Find the number of lines below in which the word "object" appears, and write that number only.

*** Task inputs

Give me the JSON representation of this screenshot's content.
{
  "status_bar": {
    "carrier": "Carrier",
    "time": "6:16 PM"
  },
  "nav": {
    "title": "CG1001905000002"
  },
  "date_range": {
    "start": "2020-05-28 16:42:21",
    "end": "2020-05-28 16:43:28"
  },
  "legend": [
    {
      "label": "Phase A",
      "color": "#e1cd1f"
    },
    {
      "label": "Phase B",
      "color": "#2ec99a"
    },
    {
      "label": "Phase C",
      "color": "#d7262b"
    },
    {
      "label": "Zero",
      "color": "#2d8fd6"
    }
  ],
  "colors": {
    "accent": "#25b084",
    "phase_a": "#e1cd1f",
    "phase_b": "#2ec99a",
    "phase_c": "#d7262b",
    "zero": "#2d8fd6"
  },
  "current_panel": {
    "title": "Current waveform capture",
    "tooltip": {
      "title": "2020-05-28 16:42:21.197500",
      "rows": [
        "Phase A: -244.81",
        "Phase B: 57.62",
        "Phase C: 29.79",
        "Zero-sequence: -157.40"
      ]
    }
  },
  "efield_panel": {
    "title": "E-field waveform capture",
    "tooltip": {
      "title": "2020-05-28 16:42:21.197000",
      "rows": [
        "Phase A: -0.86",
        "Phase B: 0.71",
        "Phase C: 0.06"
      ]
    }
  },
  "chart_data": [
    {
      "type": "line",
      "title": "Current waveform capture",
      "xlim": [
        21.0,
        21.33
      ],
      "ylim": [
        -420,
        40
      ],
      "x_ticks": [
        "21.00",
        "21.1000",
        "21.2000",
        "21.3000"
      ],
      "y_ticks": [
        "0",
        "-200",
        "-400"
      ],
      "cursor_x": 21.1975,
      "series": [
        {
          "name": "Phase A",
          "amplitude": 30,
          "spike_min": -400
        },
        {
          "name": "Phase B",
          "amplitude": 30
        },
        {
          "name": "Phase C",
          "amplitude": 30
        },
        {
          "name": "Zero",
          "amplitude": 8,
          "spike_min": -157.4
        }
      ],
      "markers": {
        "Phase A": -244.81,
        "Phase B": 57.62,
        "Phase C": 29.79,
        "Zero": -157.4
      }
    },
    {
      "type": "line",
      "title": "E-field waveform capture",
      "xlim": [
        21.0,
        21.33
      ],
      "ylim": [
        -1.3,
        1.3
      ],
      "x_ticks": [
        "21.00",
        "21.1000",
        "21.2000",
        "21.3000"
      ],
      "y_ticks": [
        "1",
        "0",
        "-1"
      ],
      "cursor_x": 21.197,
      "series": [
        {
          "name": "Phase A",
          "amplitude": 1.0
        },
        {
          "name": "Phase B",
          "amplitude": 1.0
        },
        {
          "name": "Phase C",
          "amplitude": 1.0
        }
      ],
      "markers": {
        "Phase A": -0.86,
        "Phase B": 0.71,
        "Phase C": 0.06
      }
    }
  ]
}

******
*** Task inputs

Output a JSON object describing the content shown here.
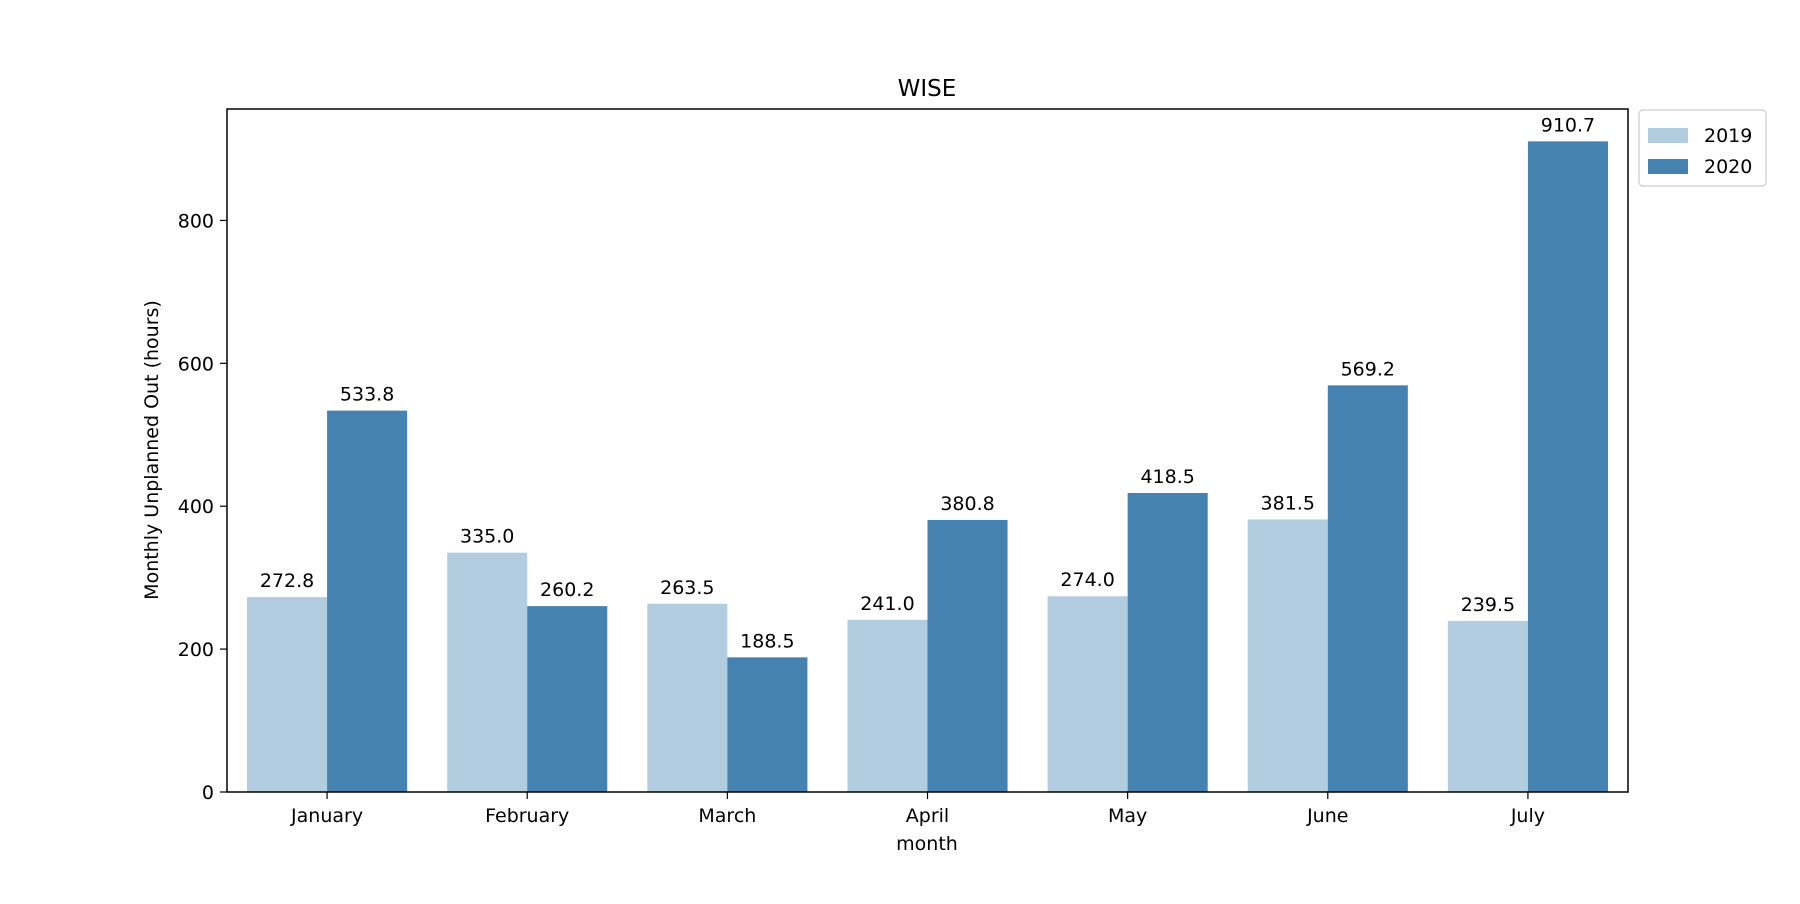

******
*** Task inputs

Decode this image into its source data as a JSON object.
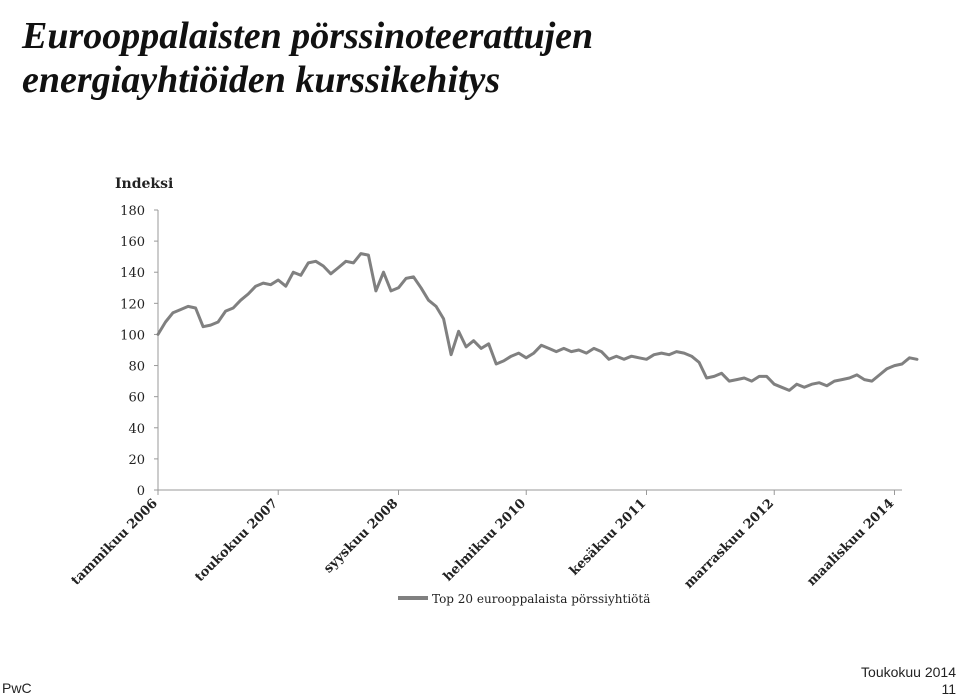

******

• Exercise output: 2